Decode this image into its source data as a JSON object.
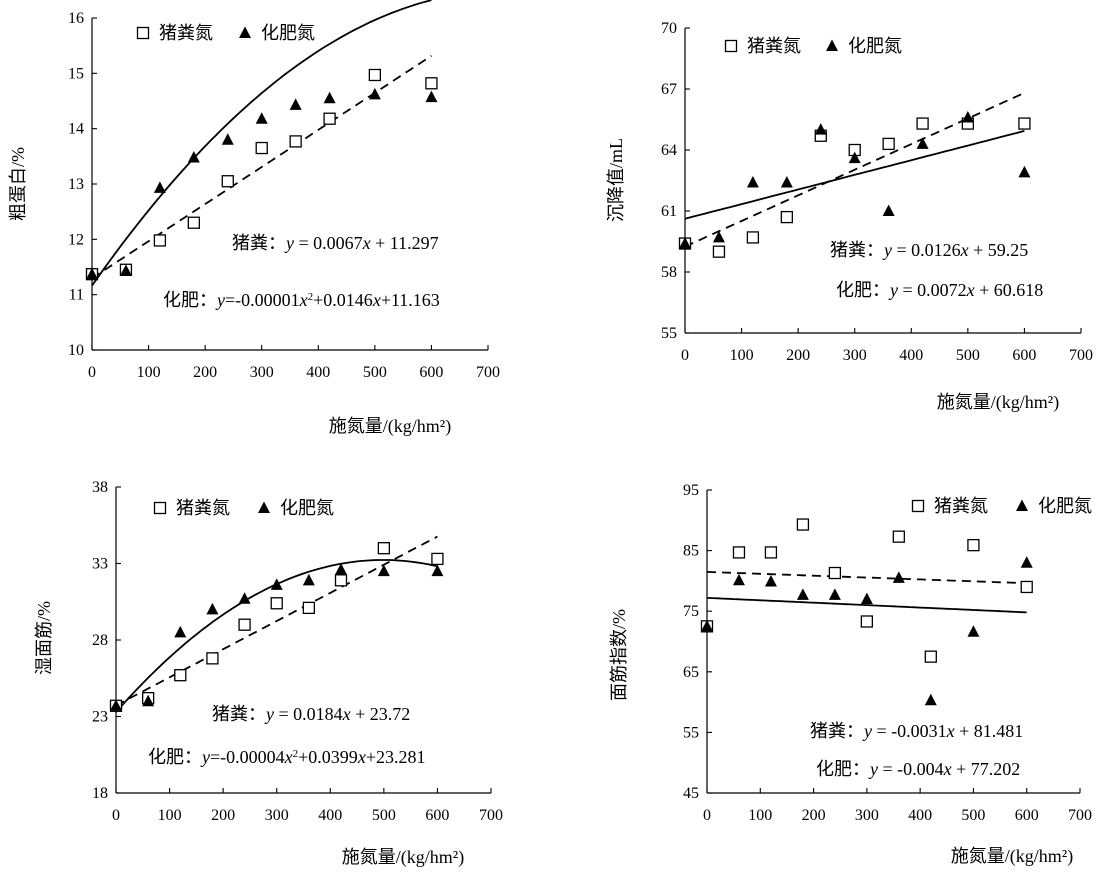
{
  "chart_data": [
    {
      "type": "scatter",
      "ylabel": "粗蛋白/%",
      "xlabel": "施氮量/(kg/hm²)",
      "xlim": [
        0,
        700
      ],
      "ylim": [
        10,
        16
      ],
      "xticks": [
        0,
        100,
        200,
        300,
        400,
        500,
        600,
        700
      ],
      "yticks": [
        10,
        11,
        12,
        13,
        14,
        15,
        16
      ],
      "legend_position": "top-left",
      "series": [
        {
          "name": "猪粪氮",
          "marker": "open-square",
          "x": [
            0,
            60,
            120,
            180,
            240,
            300,
            360,
            420,
            500,
            600
          ],
          "y": [
            11.37,
            11.45,
            11.98,
            12.3,
            13.05,
            13.65,
            13.77,
            14.18,
            14.97,
            14.82
          ]
        },
        {
          "name": "化肥氮",
          "marker": "filled-triangle",
          "x": [
            0,
            60,
            120,
            180,
            240,
            300,
            360,
            420,
            500,
            600
          ],
          "y": [
            11.37,
            11.43,
            12.93,
            13.48,
            13.8,
            14.18,
            14.43,
            14.55,
            14.62,
            14.57
          ]
        }
      ],
      "fits": [
        {
          "style": "dashed",
          "kind": "linear",
          "coef": [
            0.0067,
            11.297
          ],
          "range": [
            0,
            600
          ]
        },
        {
          "style": "solid",
          "kind": "quadratic",
          "coef": [
            -1e-05,
            0.0146,
            11.163
          ],
          "range": [
            0,
            600
          ]
        }
      ],
      "annotations": {
        "eq1_prefix": "猪粪：",
        "eq1_body": " = 0.0067",
        "eq1_tail": " + 11.297",
        "eq2_prefix": "化肥：",
        "eq2_a": "=-0.00001",
        "eq2_b": "+0.0146",
        "eq2_c": "+11.163"
      }
    },
    {
      "type": "scatter",
      "ylabel": "沉降值/mL",
      "xlabel": "施氮量/(kg/hm²)",
      "xlim": [
        0,
        700
      ],
      "ylim": [
        55,
        70
      ],
      "xticks": [
        0,
        100,
        200,
        300,
        400,
        500,
        600,
        700
      ],
      "yticks": [
        55,
        58,
        61,
        64,
        67,
        70
      ],
      "legend_position": "top-left",
      "series": [
        {
          "name": "猪粪氮",
          "marker": "open-square",
          "x": [
            0,
            60,
            120,
            180,
            240,
            300,
            360,
            420,
            500,
            600
          ],
          "y": [
            59.4,
            59.0,
            59.7,
            60.7,
            64.7,
            64.0,
            64.3,
            65.3,
            65.3,
            65.3
          ]
        },
        {
          "name": "化肥氮",
          "marker": "filled-triangle",
          "x": [
            0,
            60,
            120,
            180,
            240,
            300,
            360,
            420,
            500,
            600
          ],
          "y": [
            59.4,
            59.7,
            62.4,
            62.4,
            65.0,
            63.6,
            61.0,
            64.3,
            65.6,
            62.9
          ]
        }
      ],
      "fits": [
        {
          "style": "dashed",
          "kind": "linear",
          "coef": [
            0.0126,
            59.25
          ],
          "range": [
            0,
            600
          ]
        },
        {
          "style": "solid",
          "kind": "linear",
          "coef": [
            0.0072,
            60.618
          ],
          "range": [
            0,
            600
          ]
        }
      ],
      "annotations": {
        "eq1_prefix": "猪粪：",
        "eq1_body": " = 0.0126",
        "eq1_tail": " + 59.25",
        "eq2_prefix": "化肥：",
        "eq2_body": " = 0.0072",
        "eq2_tail": " + 60.618"
      }
    },
    {
      "type": "scatter",
      "ylabel": "湿面筋/%",
      "xlabel": "施氮量/(kg/hm²)",
      "xlim": [
        0,
        700
      ],
      "ylim": [
        18,
        38
      ],
      "xticks": [
        0,
        100,
        200,
        300,
        400,
        500,
        600,
        700
      ],
      "yticks": [
        18,
        23,
        28,
        33,
        38
      ],
      "legend_position": "top-left",
      "series": [
        {
          "name": "猪粪氮",
          "marker": "open-square",
          "x": [
            0,
            60,
            120,
            180,
            240,
            300,
            360,
            420,
            500,
            600
          ],
          "y": [
            23.7,
            24.2,
            25.7,
            26.8,
            29.0,
            30.4,
            30.1,
            31.9,
            34.0,
            33.3
          ]
        },
        {
          "name": "化肥氮",
          "marker": "filled-triangle",
          "x": [
            0,
            60,
            120,
            180,
            240,
            300,
            360,
            420,
            500,
            600
          ],
          "y": [
            23.7,
            24.0,
            28.5,
            30.0,
            30.7,
            31.6,
            31.9,
            32.6,
            32.5,
            32.5
          ]
        }
      ],
      "fits": [
        {
          "style": "dashed",
          "kind": "linear",
          "coef": [
            0.0184,
            23.72
          ],
          "range": [
            0,
            600
          ]
        },
        {
          "style": "solid",
          "kind": "quadratic",
          "coef": [
            -4e-05,
            0.0399,
            23.281
          ],
          "range": [
            0,
            600
          ]
        }
      ],
      "annotations": {
        "eq1_prefix": "猪粪：",
        "eq1_body": " = 0.0184",
        "eq1_tail": " + 23.72",
        "eq2_prefix": "化肥：",
        "eq2_a": "=-0.00004",
        "eq2_b": "+0.0399",
        "eq2_c": "+23.281"
      }
    },
    {
      "type": "scatter",
      "ylabel": "面筋指数/%",
      "xlabel": "施氮量/(kg/hm²)",
      "xlim": [
        0,
        700
      ],
      "ylim": [
        45,
        95
      ],
      "xticks": [
        0,
        100,
        200,
        300,
        400,
        500,
        600,
        700
      ],
      "yticks": [
        45,
        55,
        65,
        75,
        85,
        95
      ],
      "legend_position": "top-right",
      "series": [
        {
          "name": "猪粪氮",
          "marker": "open-square",
          "x": [
            0,
            60,
            120,
            180,
            240,
            300,
            360,
            420,
            500,
            600
          ],
          "y": [
            72.5,
            84.7,
            84.7,
            89.3,
            81.3,
            73.3,
            87.3,
            67.5,
            85.9,
            79.0
          ]
        },
        {
          "name": "化肥氮",
          "marker": "filled-triangle",
          "x": [
            0,
            60,
            120,
            180,
            240,
            300,
            360,
            420,
            500,
            600
          ],
          "y": [
            72.5,
            80.1,
            79.9,
            77.7,
            77.7,
            77.0,
            80.5,
            60.3,
            71.6,
            83.0
          ]
        }
      ],
      "fits": [
        {
          "style": "dashed",
          "kind": "linear",
          "coef": [
            -0.0031,
            81.481
          ],
          "range": [
            0,
            600
          ]
        },
        {
          "style": "solid",
          "kind": "linear",
          "coef": [
            -0.004,
            77.202
          ],
          "range": [
            0,
            600
          ]
        }
      ],
      "annotations": {
        "eq1_prefix": "猪粪：",
        "eq1_body": " = -0.0031",
        "eq1_tail": " + 81.481",
        "eq2_prefix": "化肥：",
        "eq2_body": " = -0.004",
        "eq2_tail": " + 77.202"
      }
    }
  ]
}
········
REQUEST ▸ Each line of the data is to be duplicated exactly; pictures stay out of the copy.

SOLUTION FOR THIS EXERCISE ▸
Decode this image into its source data as a JSON object.
{
  "chart_data": [
    {
      "type": "scatter",
      "ylabel": "粗蛋白/%",
      "xlabel": "施氮量/(kg/hm²)",
      "xlim": [
        0,
        700
      ],
      "ylim": [
        10,
        16
      ],
      "xticks": [
        0,
        100,
        200,
        300,
        400,
        500,
        600,
        700
      ],
      "yticks": [
        10,
        11,
        12,
        13,
        14,
        15,
        16
      ],
      "legend_position": "top-left",
      "series": [
        {
          "name": "猪粪氮",
          "marker": "open-square",
          "x": [
            0,
            60,
            120,
            180,
            240,
            300,
            360,
            420,
            500,
            600
          ],
          "y": [
            11.37,
            11.45,
            11.98,
            12.3,
            13.05,
            13.65,
            13.77,
            14.18,
            14.97,
            14.82
          ]
        },
        {
          "name": "化肥氮",
          "marker": "filled-triangle",
          "x": [
            0,
            60,
            120,
            180,
            240,
            300,
            360,
            420,
            500,
            600
          ],
          "y": [
            11.37,
            11.43,
            12.93,
            13.48,
            13.8,
            14.18,
            14.43,
            14.55,
            14.62,
            14.57
          ]
        }
      ],
      "fits": [
        {
          "style": "dashed",
          "kind": "linear",
          "coef": [
            0.0067,
            11.297
          ],
          "range": [
            0,
            600
          ]
        },
        {
          "style": "solid",
          "kind": "quadratic",
          "coef": [
            -1e-05,
            0.0146,
            11.163
          ],
          "range": [
            0,
            600
          ]
        }
      ],
      "annotations": {
        "eq1_prefix": "猪粪：",
        "eq1_body": " = 0.0067",
        "eq1_tail": " + 11.297",
        "eq2_prefix": "化肥：",
        "eq2_a": "=-0.00001",
        "eq2_b": "+0.0146",
        "eq2_c": "+11.163"
      }
    },
    {
      "type": "scatter",
      "ylabel": "沉降值/mL",
      "xlabel": "施氮量/(kg/hm²)",
      "xlim": [
        0,
        700
      ],
      "ylim": [
        55,
        70
      ],
      "xticks": [
        0,
        100,
        200,
        300,
        400,
        500,
        600,
        700
      ],
      "yticks": [
        55,
        58,
        61,
        64,
        67,
        70
      ],
      "legend_position": "top-left",
      "series": [
        {
          "name": "猪粪氮",
          "marker": "open-square",
          "x": [
            0,
            60,
            120,
            180,
            240,
            300,
            360,
            420,
            500,
            600
          ],
          "y": [
            59.4,
            59.0,
            59.7,
            60.7,
            64.7,
            64.0,
            64.3,
            65.3,
            65.3,
            65.3
          ]
        },
        {
          "name": "化肥氮",
          "marker": "filled-triangle",
          "x": [
            0,
            60,
            120,
            180,
            240,
            300,
            360,
            420,
            500,
            600
          ],
          "y": [
            59.4,
            59.7,
            62.4,
            62.4,
            65.0,
            63.6,
            61.0,
            64.3,
            65.6,
            62.9
          ]
        }
      ],
      "fits": [
        {
          "style": "dashed",
          "kind": "linear",
          "coef": [
            0.0126,
            59.25
          ],
          "range": [
            0,
            600
          ]
        },
        {
          "style": "solid",
          "kind": "linear",
          "coef": [
            0.0072,
            60.618
          ],
          "range": [
            0,
            600
          ]
        }
      ],
      "annotations": {
        "eq1_prefix": "猪粪：",
        "eq1_body": " = 0.0126",
        "eq1_tail": " + 59.25",
        "eq2_prefix": "化肥：",
        "eq2_body": " = 0.0072",
        "eq2_tail": " + 60.618"
      }
    },
    {
      "type": "scatter",
      "ylabel": "湿面筋/%",
      "xlabel": "施氮量/(kg/hm²)",
      "xlim": [
        0,
        700
      ],
      "ylim": [
        18,
        38
      ],
      "xticks": [
        0,
        100,
        200,
        300,
        400,
        500,
        600,
        700
      ],
      "yticks": [
        18,
        23,
        28,
        33,
        38
      ],
      "legend_position": "top-left",
      "series": [
        {
          "name": "猪粪氮",
          "marker": "open-square",
          "x": [
            0,
            60,
            120,
            180,
            240,
            300,
            360,
            420,
            500,
            600
          ],
          "y": [
            23.7,
            24.2,
            25.7,
            26.8,
            29.0,
            30.4,
            30.1,
            31.9,
            34.0,
            33.3
          ]
        },
        {
          "name": "化肥氮",
          "marker": "filled-triangle",
          "x": [
            0,
            60,
            120,
            180,
            240,
            300,
            360,
            420,
            500,
            600
          ],
          "y": [
            23.7,
            24.0,
            28.5,
            30.0,
            30.7,
            31.6,
            31.9,
            32.6,
            32.5,
            32.5
          ]
        }
      ],
      "fits": [
        {
          "style": "dashed",
          "kind": "linear",
          "coef": [
            0.0184,
            23.72
          ],
          "range": [
            0,
            600
          ]
        },
        {
          "style": "solid",
          "kind": "quadratic",
          "coef": [
            -4e-05,
            0.0399,
            23.281
          ],
          "range": [
            0,
            600
          ]
        }
      ],
      "annotations": {
        "eq1_prefix": "猪粪：",
        "eq1_body": " = 0.0184",
        "eq1_tail": " + 23.72",
        "eq2_prefix": "化肥：",
        "eq2_a": "=-0.00004",
        "eq2_b": "+0.0399",
        "eq2_c": "+23.281"
      }
    },
    {
      "type": "scatter",
      "ylabel": "面筋指数/%",
      "xlabel": "施氮量/(kg/hm²)",
      "xlim": [
        0,
        700
      ],
      "ylim": [
        45,
        95
      ],
      "xticks": [
        0,
        100,
        200,
        300,
        400,
        500,
        600,
        700
      ],
      "yticks": [
        45,
        55,
        65,
        75,
        85,
        95
      ],
      "legend_position": "top-right",
      "series": [
        {
          "name": "猪粪氮",
          "marker": "open-square",
          "x": [
            0,
            60,
            120,
            180,
            240,
            300,
            360,
            420,
            500,
            600
          ],
          "y": [
            72.5,
            84.7,
            84.7,
            89.3,
            81.3,
            73.3,
            87.3,
            67.5,
            85.9,
            79.0
          ]
        },
        {
          "name": "化肥氮",
          "marker": "filled-triangle",
          "x": [
            0,
            60,
            120,
            180,
            240,
            300,
            360,
            420,
            500,
            600
          ],
          "y": [
            72.5,
            80.1,
            79.9,
            77.7,
            77.7,
            77.0,
            80.5,
            60.3,
            71.6,
            83.0
          ]
        }
      ],
      "fits": [
        {
          "style": "dashed",
          "kind": "linear",
          "coef": [
            -0.0031,
            81.481
          ],
          "range": [
            0,
            600
          ]
        },
        {
          "style": "solid",
          "kind": "linear",
          "coef": [
            -0.004,
            77.202
          ],
          "range": [
            0,
            600
          ]
        }
      ],
      "annotations": {
        "eq1_prefix": "猪粪：",
        "eq1_body": " = -0.0031",
        "eq1_tail": " + 81.481",
        "eq2_prefix": "化肥：",
        "eq2_body": " = -0.004",
        "eq2_tail": " + 77.202"
      }
    }
  ]
}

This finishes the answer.